Begin

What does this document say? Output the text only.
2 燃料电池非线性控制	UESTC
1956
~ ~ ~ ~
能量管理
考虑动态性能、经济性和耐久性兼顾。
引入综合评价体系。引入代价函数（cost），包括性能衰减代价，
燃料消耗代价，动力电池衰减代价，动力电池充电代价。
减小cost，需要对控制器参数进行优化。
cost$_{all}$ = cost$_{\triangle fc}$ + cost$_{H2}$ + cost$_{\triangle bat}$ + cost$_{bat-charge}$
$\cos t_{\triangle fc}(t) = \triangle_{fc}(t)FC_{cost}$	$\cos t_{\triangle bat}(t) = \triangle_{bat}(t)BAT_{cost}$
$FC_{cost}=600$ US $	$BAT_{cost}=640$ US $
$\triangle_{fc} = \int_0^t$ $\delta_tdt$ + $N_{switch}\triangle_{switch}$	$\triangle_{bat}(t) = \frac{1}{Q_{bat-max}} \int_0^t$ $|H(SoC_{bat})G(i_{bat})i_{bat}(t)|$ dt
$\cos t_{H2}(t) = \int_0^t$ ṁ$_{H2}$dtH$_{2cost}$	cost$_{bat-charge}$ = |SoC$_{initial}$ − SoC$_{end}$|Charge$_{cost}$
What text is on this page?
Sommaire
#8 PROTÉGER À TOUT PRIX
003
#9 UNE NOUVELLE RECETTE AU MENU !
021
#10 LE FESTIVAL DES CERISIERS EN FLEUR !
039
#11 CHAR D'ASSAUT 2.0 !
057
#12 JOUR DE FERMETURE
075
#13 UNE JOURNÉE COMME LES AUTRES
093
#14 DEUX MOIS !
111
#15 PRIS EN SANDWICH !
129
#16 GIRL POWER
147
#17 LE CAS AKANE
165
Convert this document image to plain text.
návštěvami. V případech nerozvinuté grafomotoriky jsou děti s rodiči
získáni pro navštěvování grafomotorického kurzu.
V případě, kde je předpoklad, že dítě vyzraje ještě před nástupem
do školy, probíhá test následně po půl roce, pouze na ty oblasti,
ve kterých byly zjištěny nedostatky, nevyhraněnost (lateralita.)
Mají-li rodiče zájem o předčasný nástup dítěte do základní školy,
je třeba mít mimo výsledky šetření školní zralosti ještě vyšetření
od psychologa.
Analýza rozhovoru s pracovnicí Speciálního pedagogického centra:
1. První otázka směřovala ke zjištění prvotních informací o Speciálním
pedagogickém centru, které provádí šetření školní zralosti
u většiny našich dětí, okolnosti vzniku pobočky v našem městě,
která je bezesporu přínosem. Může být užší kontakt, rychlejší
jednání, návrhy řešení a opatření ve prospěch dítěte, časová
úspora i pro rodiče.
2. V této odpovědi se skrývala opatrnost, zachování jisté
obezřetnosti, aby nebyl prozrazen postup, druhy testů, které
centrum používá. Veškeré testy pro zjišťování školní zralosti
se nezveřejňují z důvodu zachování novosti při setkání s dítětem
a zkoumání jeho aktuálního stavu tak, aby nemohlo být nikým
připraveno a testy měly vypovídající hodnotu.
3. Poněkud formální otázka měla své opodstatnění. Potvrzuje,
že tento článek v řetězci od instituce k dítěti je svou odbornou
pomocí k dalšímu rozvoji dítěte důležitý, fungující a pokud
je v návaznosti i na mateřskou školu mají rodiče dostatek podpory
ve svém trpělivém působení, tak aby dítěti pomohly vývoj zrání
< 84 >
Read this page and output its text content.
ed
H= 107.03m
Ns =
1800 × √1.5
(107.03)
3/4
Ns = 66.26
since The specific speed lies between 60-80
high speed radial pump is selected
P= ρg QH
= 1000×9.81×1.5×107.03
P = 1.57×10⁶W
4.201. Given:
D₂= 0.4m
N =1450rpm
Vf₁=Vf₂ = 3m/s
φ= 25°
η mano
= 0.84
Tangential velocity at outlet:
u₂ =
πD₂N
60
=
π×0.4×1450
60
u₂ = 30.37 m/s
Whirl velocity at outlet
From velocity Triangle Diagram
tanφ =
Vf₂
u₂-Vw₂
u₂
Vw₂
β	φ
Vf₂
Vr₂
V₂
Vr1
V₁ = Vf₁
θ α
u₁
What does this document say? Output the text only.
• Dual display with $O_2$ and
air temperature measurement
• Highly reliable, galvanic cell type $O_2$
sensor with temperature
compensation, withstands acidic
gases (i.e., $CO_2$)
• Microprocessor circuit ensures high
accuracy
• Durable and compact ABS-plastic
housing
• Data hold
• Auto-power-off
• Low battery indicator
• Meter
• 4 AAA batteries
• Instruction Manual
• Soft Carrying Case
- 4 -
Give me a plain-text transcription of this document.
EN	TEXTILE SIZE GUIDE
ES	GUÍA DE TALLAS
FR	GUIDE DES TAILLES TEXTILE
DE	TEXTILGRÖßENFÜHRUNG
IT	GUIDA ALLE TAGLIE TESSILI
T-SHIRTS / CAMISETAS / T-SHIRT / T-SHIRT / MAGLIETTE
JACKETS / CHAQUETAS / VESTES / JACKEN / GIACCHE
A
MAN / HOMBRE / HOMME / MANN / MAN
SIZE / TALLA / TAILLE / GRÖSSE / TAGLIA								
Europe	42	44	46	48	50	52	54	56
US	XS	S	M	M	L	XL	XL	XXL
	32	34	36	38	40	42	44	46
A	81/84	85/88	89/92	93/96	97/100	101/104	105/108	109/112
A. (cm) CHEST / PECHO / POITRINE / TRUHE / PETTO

End

» **Instructions for the task**
Reproduce the records above exactly.

» **Final answer**
What does this document say? Output the text only.
2 燃料电池非线性控制	UESTC
1956
~ ~ ~ ~
能量管理
考虑动态性能、经济性和耐久性兼顾。
引入综合评价体系。引入代价函数（cost），包括性能衰减代价，
燃料消耗代价，动力电池衰减代价，动力电池充电代价。
减小cost，需要对控制器参数进行优化。
cost$_{all}$ = cost$_{\triangle fc}$ + cost$_{H2}$ + cost$_{\triangle bat}$ + cost$_{bat-charge}$
$\cos t_{\triangle fc}(t) = \triangle_{fc}(t)FC_{cost}$	$\cos t_{\triangle bat}(t) = \triangle_{bat}(t)BAT_{cost}$
$FC_{cost}=600$ US $	$BAT_{cost}=640$ US $
$\triangle_{fc} = \int_0^t$ $\delta_tdt$ + $N_{switch}\triangle_{switch}$	$\triangle_{bat}(t) = \frac{1}{Q_{bat-max}} \int_0^t$ $|H(SoC_{bat})G(i_{bat})i_{bat}(t)|$ dt
$\cos t_{H2}(t) = \int_0^t$ ṁ$_{H2}$dtH$_{2cost}$	cost$_{bat-charge}$ = |SoC$_{initial}$ − SoC$_{end}$|Charge$_{cost}$
What text is on this page?
Sommaire
#8 PROTÉGER À TOUT PRIX
003
#9 UNE NOUVELLE RECETTE AU MENU !
021
#10 LE FESTIVAL DES CERISIERS EN FLEUR !
039
#11 CHAR D'ASSAUT 2.0 !
057
#12 JOUR DE FERMETURE
075
#13 UNE JOURNÉE COMME LES AUTRES
093
#14 DEUX MOIS !
111
#15 PRIS EN SANDWICH !
129
#16 GIRL POWER
147
#17 LE CAS AKANE
165
Convert this document image to plain text.
návštěvami. V případech nerozvinuté grafomotoriky jsou děti s rodiči
získáni pro navštěvování grafomotorického kurzu.
V případě, kde je předpoklad, že dítě vyzraje ještě před nástupem
do školy, probíhá test následně po půl roce, pouze na ty oblasti,
ve kterých byly zjištěny nedostatky, nevyhraněnost (lateralita.)
Mají-li rodiče zájem o předčasný nástup dítěte do základní školy,
je třeba mít mimo výsledky šetření školní zralosti ještě vyšetření
od psychologa.
Analýza rozhovoru s pracovnicí Speciálního pedagogického centra:
1. První otázka směřovala ke zjištění prvotních informací o Speciálním
pedagogickém centru, které provádí šetření školní zralosti
u většiny našich dětí, okolnosti vzniku pobočky v našem městě,
která je bezesporu přínosem. Může být užší kontakt, rychlejší
jednání, návrhy řešení a opatření ve prospěch dítěte, časová
úspora i pro rodiče.
2. V této odpovědi se skrývala opatrnost, zachování jisté
obezřetnosti, aby nebyl prozrazen postup, druhy testů, které
centrum používá. Veškeré testy pro zjišťování školní zralosti
se nezveřejňují z důvodu zachování novosti při setkání s dítětem
a zkoumání jeho aktuálního stavu tak, aby nemohlo být nikým
připraveno a testy měly vypovídající hodnotu.
3. Poněkud formální otázka měla své opodstatnění. Potvrzuje,
že tento článek v řetězci od instituce k dítěti je svou odbornou
pomocí k dalšímu rozvoji dítěte důležitý, fungující a pokud
je v návaznosti i na mateřskou školu mají rodiče dostatek podpory
ve svém trpělivém působení, tak aby dítěti pomohly vývoj zrání
< 84 >
Read this page and output its text content.
ed
H= 107.03m
Ns =
1800 × √1.5
(107.03)
3/4
Ns = 66.26
since The specific speed lies between 60-80
high speed radial pump is selected
P= ρg QH
= 1000×9.81×1.5×107.03
P = 1.57×10⁶W
4.201. Given:
D₂= 0.4m
N =1450rpm
Vf₁=Vf₂ = 3m/s
φ= 25°
η mano
= 0.84
Tangential velocity at outlet:
u₂ =
πD₂N
60
=
π×0.4×1450
60
u₂ = 30.37 m/s
Whirl velocity at outlet
From velocity Triangle Diagram
tanφ =
Vf₂
u₂-Vw₂
u₂
Vw₂
β	φ
Vf₂
Vr₂
V₂
Vr1
V₁ = Vf₁
θ α
u₁
What does this document say? Output the text only.
• Dual display with $O_2$ and
air temperature measurement
• Highly reliable, galvanic cell type $O_2$
sensor with temperature
compensation, withstands acidic
gases (i.e., $CO_2$)
• Microprocessor circuit ensures high
accuracy
• Durable and compact ABS-plastic
housing
• Data hold
• Auto-power-off
• Low battery indicator
• Meter
• 4 AAA batteries
• Instruction Manual
• Soft Carrying Case
- 4 -
Give me a plain-text transcription of this document.
EN	TEXTILE SIZE GUIDE
ES	GUÍA DE TALLAS
FR	GUIDE DES TAILLES TEXTILE
DE	TEXTILGRÖßENFÜHRUNG
IT	GUIDA ALLE TAGLIE TESSILI
T-SHIRTS / CAMISETAS / T-SHIRT / T-SHIRT / MAGLIETTE
JACKETS / CHAQUETAS / VESTES / JACKEN / GIACCHE
A
MAN / HOMBRE / HOMME / MANN / MAN
SIZE / TALLA / TAILLE / GRÖSSE / TAGLIA								
Europe	42	44	46	48	50	52	54	56
US	XS	S	M	M	L	XL	XL	XXL
	32	34	36	38	40	42	44	46
A	81/84	85/88	89/92	93/96	97/100	101/104	105/108	109/112
A. (cm) CHEST / PECHO / POITRINE / TRUHE / PETTO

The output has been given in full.